- Exercise brief
Here are some records; copy every line that holds the word "question".

- Task material

·····

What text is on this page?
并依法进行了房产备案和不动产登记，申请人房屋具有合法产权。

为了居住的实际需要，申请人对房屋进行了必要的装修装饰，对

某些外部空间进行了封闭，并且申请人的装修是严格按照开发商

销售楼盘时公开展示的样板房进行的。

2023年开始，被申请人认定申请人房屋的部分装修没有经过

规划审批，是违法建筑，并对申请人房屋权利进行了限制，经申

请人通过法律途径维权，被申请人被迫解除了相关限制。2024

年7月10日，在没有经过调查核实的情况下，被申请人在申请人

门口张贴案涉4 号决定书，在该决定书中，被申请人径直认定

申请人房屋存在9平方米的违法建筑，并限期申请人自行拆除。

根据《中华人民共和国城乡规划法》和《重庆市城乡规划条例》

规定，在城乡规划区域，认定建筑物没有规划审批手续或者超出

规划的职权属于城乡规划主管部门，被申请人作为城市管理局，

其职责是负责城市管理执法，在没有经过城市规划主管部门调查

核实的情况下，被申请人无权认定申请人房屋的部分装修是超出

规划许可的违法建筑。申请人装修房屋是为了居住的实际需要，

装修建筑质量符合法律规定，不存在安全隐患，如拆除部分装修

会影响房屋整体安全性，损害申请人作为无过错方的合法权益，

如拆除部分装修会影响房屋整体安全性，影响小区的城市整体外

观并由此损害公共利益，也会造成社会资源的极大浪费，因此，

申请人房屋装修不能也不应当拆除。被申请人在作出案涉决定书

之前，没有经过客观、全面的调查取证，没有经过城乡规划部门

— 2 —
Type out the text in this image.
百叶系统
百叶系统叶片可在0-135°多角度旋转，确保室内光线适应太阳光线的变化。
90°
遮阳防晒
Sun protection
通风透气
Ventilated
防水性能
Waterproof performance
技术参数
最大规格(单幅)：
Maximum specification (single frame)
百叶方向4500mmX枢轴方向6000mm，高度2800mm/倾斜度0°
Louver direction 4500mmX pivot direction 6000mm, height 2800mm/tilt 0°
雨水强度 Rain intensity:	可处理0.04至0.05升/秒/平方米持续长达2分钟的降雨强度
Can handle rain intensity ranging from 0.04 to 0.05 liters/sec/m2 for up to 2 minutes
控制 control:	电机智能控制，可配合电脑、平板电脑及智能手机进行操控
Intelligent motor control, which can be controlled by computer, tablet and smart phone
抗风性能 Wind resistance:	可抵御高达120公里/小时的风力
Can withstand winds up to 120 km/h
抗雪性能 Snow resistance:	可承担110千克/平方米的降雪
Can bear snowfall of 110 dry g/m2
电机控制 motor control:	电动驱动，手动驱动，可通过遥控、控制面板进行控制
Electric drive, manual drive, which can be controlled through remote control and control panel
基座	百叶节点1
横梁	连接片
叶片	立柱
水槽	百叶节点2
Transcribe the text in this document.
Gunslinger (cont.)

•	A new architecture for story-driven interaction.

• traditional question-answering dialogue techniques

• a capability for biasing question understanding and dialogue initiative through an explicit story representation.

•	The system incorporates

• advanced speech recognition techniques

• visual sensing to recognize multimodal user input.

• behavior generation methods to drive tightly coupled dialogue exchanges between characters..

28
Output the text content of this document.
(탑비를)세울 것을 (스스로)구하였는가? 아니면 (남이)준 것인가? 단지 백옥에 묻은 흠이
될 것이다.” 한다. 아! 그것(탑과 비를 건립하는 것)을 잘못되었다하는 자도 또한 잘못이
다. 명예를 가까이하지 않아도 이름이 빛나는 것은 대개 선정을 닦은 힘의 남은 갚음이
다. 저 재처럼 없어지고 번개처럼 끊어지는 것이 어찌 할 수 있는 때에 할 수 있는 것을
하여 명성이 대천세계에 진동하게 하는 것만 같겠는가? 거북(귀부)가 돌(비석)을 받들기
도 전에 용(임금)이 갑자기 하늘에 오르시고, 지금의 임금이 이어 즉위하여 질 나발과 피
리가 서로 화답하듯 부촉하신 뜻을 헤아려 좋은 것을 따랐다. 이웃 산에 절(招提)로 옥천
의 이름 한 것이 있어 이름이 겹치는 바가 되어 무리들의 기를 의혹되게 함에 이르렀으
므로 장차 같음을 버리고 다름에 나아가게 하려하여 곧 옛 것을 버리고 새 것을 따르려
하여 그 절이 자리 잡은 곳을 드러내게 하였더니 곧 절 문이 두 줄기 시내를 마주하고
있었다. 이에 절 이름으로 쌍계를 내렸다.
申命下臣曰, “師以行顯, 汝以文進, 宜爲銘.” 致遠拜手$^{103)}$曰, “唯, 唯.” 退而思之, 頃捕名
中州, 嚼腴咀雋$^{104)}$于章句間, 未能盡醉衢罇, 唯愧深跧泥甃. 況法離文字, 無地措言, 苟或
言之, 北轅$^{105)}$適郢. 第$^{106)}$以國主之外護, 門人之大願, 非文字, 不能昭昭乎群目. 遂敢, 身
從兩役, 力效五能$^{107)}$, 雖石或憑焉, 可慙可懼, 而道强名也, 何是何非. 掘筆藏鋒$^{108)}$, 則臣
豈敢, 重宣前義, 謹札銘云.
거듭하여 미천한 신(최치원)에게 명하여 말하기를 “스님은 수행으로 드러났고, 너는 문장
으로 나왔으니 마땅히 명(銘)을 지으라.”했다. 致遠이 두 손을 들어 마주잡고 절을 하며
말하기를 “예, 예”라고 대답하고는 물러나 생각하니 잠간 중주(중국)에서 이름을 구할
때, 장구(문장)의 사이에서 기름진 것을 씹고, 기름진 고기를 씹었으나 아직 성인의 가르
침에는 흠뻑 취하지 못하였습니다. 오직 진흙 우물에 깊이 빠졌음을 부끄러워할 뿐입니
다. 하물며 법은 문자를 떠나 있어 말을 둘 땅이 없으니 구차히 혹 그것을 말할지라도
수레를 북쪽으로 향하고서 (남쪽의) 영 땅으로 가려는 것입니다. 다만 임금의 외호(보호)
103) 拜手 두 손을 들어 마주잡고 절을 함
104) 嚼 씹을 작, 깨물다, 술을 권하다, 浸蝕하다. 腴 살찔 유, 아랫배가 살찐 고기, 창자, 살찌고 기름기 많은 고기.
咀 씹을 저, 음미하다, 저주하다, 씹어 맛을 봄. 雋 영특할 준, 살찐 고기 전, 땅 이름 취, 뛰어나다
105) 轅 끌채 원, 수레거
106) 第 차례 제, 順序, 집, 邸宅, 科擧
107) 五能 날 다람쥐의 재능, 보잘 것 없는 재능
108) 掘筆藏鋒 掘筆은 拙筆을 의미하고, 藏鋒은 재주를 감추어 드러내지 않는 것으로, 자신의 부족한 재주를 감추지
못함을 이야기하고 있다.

·····

- Exercise response
• traditional question-answering dialogue techniques
• a capability for biasing question understanding and dialogue initiative through an explicit story representation.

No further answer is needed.